- DOCUMENT SECTION -

433	   The confusion was thus left as to whether the "preferred" name syntax
434	   was a mandatory restriction in DNS, or merely "preferred".

436	   The definition of an Internet host name was updated in 1989
437	   ([RFC1123] section 2.1) to allow names starting with a digit (to
438	   support IPv4 addresses in dotted-decimal form).  Section 6.1 of
439	   "Requirements for Internet Hosts -- Application and Support"
440	   [RFC1123] discusses the use of DNS (and the hosts file) for resolving
441	   host names to IP addresses and vice versa.  This led to confusion as
442	   to whether all names in DNS are "host names", or whether a "host
443	   name" is merely a special case of a DNS name.

445	   By 1997, things had progressed to a state where it was necessary to
446	   clarify these areas of confusion.  "Clarifications to the DNS
447	   Specification" [RFC2181] section 11 states:

449	      The DNS itself places only one restriction on the particular
450	      labels that can be used to identify resource records.  That one
451	      restriction relates to the length of the label and the full name.
452	      The length of any one label is limited to between 1 and 63 octets.
453	      A full domain name is limited to 255 octets (including the
454	      separators).  The zero length full name is defined as representing
455	      the root of the DNS tree, and is typically written and displayed
456	      as ".".  Those restrictions aside, any binary string whatever can
457	      be used as the label of any resource record.  Similarly, any
458	      binary string can serve as the value of any record that includes a
459	      domain name as some or all of its value (SOA, NS, MX, PTR, CNAME,
460	      and any others that may be added).  Implementations of the DNS
461	      protocols must not place any restrictions on the labels that can
462	      be used.

464	   Hence, it clarified that the restriction to letters, digits, and
465	   hyphens does not apply to DNS names in general, nor to records that
466	   include "domain names".  Hence the "preferred" name syntax described
467	   in the original DNS specification [RFC1034] is indeed merely
468	   "preferred", not mandatory.

470	   Since there is no restriction even to ASCII, let alone letter-digit-
471	   hyphen use, DNS is in conformance with the IETF requirement to allow
472	   UTF-8 [RFC2277].

474	   Using UTF-16 or UTF-32 encoding, however, would not be ideal for use
475	   in DNS packets or APIs because existing software already uses ASCII,
476	   and UTF-16 and UTF-32 strings can contain all-zero octets that
477	   existing software may interpret as the end of the string.  To use
478	   UTF-16 or UTF-32 one would need some way of knowing whether the
479	   string was encoded using ASCII, UTF-16, or UTF-32, and indeed for
480	   UTF-16 or UTF-32 whether it was big-endian or little-endian encoding.
481	   In contrast, UTF-8 works well because any 7-bit ASCII string is also
482	   a UTF-8 string representing the same characters.

- RECORD LIST -
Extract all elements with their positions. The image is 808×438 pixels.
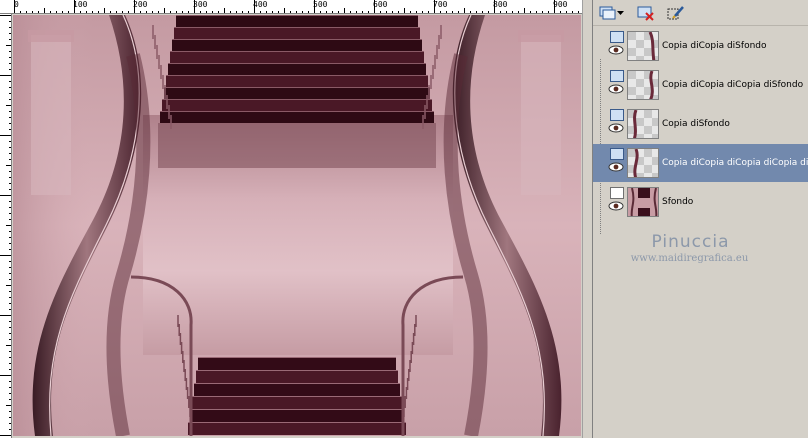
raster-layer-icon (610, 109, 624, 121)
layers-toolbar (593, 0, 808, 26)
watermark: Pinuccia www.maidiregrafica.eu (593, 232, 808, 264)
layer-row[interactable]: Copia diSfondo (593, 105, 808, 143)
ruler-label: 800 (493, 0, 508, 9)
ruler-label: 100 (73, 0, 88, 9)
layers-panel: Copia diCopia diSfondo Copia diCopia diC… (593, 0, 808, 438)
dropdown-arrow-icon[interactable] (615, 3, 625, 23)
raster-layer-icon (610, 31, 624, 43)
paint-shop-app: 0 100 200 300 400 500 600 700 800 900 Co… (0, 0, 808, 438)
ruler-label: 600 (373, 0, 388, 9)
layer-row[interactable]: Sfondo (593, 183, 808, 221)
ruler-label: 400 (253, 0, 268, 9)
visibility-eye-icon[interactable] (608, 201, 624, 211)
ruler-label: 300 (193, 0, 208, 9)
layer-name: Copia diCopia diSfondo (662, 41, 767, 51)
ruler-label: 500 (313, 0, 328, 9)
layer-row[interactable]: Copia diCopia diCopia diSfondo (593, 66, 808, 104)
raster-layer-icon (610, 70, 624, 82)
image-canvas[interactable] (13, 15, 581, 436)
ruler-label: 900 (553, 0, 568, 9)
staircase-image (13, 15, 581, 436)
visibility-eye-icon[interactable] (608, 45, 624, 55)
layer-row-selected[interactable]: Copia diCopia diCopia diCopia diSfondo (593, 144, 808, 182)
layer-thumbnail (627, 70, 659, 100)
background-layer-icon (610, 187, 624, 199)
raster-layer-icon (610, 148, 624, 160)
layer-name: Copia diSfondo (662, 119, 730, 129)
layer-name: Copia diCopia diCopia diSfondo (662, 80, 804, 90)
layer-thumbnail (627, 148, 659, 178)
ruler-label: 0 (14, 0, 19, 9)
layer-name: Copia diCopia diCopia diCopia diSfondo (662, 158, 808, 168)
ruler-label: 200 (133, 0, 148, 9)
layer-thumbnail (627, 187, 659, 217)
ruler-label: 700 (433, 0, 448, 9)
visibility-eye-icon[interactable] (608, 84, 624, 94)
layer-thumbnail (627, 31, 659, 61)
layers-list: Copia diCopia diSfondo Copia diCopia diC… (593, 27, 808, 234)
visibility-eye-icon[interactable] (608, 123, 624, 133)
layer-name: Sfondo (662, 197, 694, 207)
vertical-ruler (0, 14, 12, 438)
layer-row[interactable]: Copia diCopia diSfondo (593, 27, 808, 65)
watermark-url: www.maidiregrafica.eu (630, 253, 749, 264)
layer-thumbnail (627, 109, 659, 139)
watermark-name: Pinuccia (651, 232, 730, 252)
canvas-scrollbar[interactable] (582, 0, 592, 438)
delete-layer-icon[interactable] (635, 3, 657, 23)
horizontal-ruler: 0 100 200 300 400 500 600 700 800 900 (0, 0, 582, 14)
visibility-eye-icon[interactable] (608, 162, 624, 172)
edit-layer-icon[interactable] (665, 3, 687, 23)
==
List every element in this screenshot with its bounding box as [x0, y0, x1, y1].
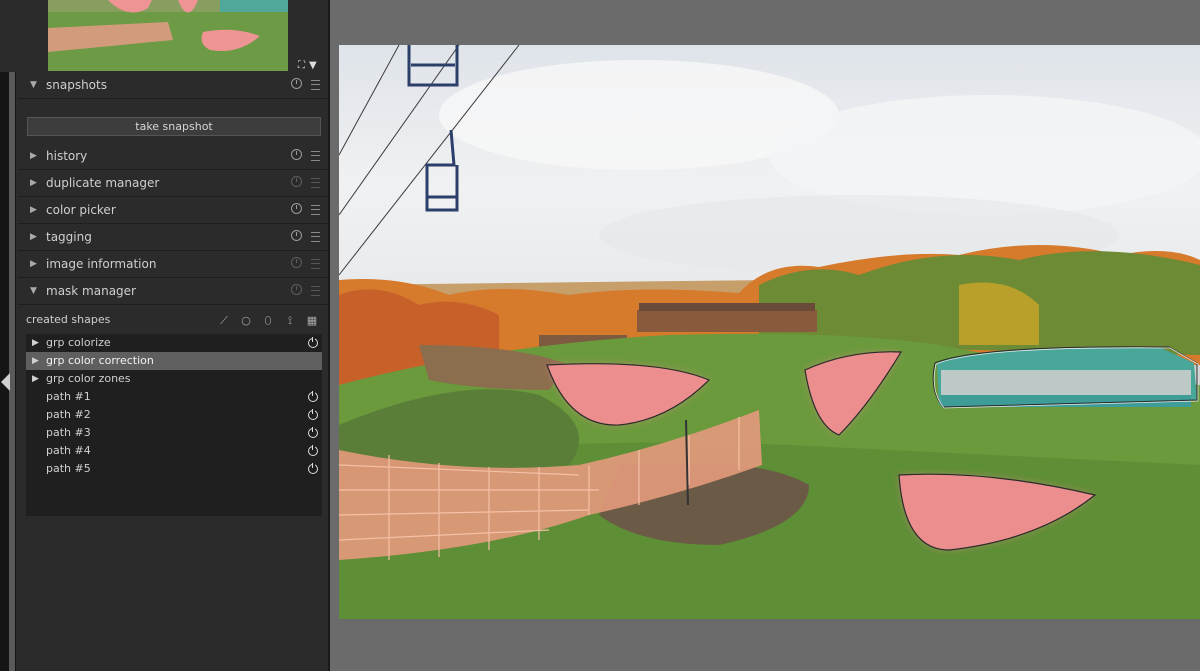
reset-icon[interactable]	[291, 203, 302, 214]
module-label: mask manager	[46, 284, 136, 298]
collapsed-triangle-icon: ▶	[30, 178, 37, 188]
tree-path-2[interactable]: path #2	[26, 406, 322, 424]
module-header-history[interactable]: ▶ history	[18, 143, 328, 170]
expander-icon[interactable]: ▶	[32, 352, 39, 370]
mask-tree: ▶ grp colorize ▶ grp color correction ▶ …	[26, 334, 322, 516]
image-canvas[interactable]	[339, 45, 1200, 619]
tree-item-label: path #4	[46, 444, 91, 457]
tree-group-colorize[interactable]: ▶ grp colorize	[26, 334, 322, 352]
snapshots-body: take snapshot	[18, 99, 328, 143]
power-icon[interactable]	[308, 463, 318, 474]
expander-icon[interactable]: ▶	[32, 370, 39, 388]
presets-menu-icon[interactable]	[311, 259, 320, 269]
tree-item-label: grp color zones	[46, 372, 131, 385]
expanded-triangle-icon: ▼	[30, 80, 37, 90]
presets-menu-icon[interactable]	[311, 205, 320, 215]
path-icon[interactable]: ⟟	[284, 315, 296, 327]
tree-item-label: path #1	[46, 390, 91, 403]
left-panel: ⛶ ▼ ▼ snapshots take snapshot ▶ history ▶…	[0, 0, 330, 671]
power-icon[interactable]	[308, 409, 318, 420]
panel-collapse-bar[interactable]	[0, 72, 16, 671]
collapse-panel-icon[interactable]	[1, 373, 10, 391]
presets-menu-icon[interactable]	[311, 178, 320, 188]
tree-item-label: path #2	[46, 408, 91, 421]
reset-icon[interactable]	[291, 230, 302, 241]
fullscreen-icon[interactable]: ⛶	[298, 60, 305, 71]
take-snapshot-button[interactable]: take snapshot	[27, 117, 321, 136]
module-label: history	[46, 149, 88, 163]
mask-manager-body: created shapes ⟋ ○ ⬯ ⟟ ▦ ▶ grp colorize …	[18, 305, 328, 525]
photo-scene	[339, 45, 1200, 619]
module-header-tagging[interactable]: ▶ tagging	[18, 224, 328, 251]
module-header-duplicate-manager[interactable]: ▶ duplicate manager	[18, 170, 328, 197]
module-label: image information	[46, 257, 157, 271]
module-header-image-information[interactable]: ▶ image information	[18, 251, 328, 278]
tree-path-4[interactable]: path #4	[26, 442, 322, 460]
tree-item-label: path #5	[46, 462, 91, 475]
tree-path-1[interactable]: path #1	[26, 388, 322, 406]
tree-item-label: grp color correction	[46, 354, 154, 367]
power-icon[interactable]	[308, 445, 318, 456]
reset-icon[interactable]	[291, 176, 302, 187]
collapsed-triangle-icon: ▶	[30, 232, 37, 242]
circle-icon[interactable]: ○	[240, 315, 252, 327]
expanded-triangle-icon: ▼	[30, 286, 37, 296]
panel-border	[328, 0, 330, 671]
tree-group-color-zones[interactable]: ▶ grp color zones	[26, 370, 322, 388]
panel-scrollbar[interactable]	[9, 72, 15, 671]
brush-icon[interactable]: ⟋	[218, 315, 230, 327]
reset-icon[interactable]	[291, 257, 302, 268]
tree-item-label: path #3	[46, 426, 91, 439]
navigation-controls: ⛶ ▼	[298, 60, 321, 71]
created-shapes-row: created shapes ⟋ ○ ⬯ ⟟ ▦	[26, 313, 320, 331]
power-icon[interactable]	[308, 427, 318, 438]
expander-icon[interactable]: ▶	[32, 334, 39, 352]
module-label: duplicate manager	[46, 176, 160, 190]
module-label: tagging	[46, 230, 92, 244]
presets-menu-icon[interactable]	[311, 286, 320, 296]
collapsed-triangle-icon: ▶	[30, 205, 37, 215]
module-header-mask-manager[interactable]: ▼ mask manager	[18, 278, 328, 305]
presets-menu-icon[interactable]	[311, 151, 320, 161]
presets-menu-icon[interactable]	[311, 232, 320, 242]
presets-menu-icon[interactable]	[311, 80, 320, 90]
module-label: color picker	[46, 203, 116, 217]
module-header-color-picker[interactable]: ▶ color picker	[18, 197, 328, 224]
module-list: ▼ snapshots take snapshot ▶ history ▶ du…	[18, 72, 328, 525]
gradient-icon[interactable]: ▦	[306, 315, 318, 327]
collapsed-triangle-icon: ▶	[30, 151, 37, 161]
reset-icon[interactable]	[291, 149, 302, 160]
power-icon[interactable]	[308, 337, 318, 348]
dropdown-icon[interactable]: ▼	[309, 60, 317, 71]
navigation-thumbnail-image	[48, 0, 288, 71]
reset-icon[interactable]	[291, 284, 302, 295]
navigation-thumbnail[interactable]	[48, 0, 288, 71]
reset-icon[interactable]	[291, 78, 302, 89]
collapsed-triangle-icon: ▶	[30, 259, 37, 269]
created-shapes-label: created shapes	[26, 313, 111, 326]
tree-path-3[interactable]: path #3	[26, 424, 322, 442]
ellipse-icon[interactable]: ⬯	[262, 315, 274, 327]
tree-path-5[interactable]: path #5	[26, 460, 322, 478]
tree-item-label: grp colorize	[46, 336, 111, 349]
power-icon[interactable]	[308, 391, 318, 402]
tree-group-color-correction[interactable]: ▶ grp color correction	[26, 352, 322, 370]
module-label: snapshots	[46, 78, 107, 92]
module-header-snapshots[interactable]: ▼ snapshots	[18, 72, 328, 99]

- THE REQUEST -
Extend the passage on DNS name syntax and UTF-8 encoding, picking up after its final sentence. The material has no connection to the passage on DNS name syntax.

- EXPECTED ANSWER -
484	   If a private name space is defined to use UTF-8 (and not other
485	   encodings such as UTF-16 or UTF-32), there's no need for a mechanism
486	   to know whether a string was encoded using ASCII or UTF-8, because
487	   (for any string that can be represented using ASCII) the
488	   representations are exactly the same.  In other words, for any string
489	   that can be represented using ASCII it doesn't matter whether it is
490	   interpreted as ASCII or UTF-8 because both encodings are the same,
491	   and for any string that can't be represented using ASCII, it's
492	   obviously UTF-8.  In addition, unlike UTF-16 and UTF-32, ASCII and
493	   UTF-8 are both byte-oriented encodings so the question of big-endian
494	   or little-endian encoding doesn't apply.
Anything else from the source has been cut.